What you will do
Every line below that holds the string "midHolo" should be copied out.

━━ Provided data ━━

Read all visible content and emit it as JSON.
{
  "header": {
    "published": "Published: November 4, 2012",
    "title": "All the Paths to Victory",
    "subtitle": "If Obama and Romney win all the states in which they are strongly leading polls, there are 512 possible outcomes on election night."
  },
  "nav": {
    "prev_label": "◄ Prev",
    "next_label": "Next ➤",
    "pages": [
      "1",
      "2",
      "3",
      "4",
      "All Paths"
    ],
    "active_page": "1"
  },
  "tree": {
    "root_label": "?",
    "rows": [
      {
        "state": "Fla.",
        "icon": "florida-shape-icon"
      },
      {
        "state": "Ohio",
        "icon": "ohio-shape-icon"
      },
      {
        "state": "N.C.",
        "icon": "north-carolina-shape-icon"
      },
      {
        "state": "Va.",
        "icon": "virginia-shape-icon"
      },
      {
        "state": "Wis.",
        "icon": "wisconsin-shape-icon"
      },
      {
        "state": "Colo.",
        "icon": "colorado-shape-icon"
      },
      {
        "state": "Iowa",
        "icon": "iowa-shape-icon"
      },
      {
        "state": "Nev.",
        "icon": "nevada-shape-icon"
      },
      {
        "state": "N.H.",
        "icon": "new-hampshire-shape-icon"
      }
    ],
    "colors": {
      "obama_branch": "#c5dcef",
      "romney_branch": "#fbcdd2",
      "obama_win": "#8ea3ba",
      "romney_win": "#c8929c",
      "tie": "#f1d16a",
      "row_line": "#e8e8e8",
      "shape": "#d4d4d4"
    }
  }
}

━━━
━━ Provided data ━━

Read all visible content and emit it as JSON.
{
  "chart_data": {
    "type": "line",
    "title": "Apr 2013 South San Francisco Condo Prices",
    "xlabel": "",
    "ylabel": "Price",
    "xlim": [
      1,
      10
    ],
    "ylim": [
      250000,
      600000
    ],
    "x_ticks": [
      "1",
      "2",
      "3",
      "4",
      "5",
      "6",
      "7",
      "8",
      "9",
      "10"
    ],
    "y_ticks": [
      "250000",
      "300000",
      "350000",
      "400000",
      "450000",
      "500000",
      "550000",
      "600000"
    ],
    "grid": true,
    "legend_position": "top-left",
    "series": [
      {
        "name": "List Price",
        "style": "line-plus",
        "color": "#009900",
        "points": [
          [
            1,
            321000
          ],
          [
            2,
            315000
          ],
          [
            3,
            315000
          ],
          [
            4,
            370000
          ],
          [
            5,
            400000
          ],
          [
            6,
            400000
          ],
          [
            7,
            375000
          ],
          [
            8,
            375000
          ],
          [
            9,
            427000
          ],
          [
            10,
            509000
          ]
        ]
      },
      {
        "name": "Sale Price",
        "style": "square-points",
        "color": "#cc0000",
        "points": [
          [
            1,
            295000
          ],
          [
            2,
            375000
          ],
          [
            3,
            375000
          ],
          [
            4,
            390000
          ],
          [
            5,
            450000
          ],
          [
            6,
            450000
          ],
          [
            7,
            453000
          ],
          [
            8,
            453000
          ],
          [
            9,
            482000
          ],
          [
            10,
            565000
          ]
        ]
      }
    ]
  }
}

━━━
━━ Provided data ━━

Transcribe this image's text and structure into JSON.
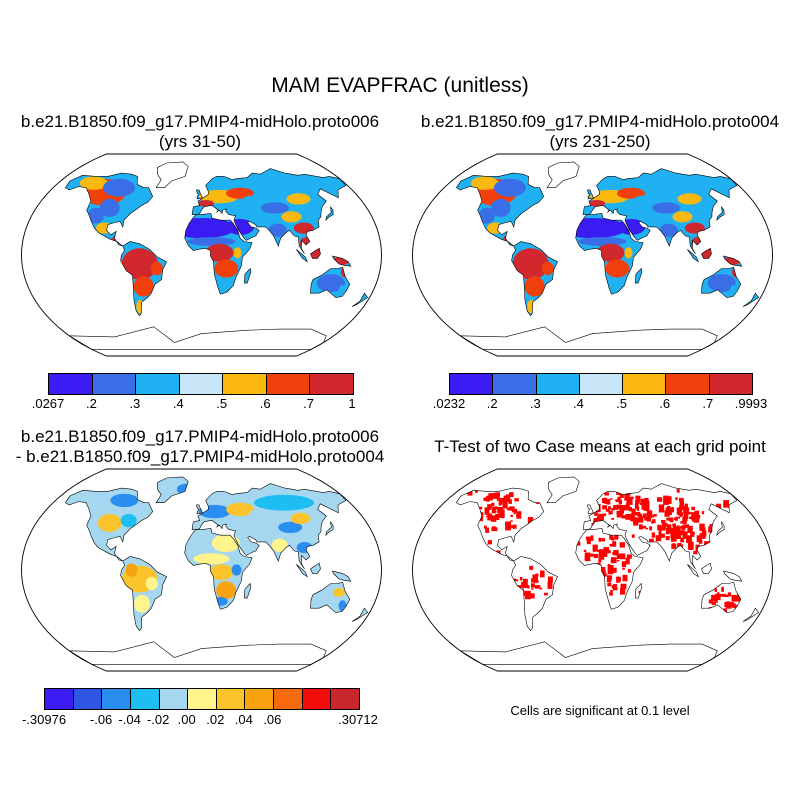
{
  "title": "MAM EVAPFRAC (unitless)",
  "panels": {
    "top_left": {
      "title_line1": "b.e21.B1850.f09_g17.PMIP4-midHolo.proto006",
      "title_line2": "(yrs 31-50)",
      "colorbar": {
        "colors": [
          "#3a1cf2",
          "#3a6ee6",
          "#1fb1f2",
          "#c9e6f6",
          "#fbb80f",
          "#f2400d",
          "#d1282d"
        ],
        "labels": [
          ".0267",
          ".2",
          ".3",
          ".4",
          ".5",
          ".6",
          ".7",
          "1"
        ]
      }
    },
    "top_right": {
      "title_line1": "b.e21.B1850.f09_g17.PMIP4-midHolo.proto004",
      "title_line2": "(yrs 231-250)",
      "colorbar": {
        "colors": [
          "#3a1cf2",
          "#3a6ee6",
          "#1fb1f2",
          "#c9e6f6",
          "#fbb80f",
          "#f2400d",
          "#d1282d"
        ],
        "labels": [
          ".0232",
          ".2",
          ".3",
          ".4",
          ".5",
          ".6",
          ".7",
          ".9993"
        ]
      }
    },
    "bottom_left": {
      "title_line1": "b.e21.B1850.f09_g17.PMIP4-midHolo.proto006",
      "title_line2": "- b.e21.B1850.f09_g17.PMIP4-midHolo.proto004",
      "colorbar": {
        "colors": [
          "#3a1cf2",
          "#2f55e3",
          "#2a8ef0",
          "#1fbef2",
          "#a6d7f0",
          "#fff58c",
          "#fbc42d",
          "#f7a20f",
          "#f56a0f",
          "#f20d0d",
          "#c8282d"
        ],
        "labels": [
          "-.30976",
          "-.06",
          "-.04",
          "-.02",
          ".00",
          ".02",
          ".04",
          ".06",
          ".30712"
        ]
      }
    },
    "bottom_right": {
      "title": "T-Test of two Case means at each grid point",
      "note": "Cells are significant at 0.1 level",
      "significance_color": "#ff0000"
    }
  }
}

━━━

Finished task
      "title_line1": "b.e21.B1850.f09_g17.PMIP4-midHolo.proto006",
      "title_line1": "b.e21.B1850.f09_g17.PMIP4-midHolo.proto004",
      "title_line1": "b.e21.B1850.f09_g17.PMIP4-midHolo.proto006",
      "title_line2": "- b.e21.B1850.f09_g17.PMIP4-midHolo.proto004",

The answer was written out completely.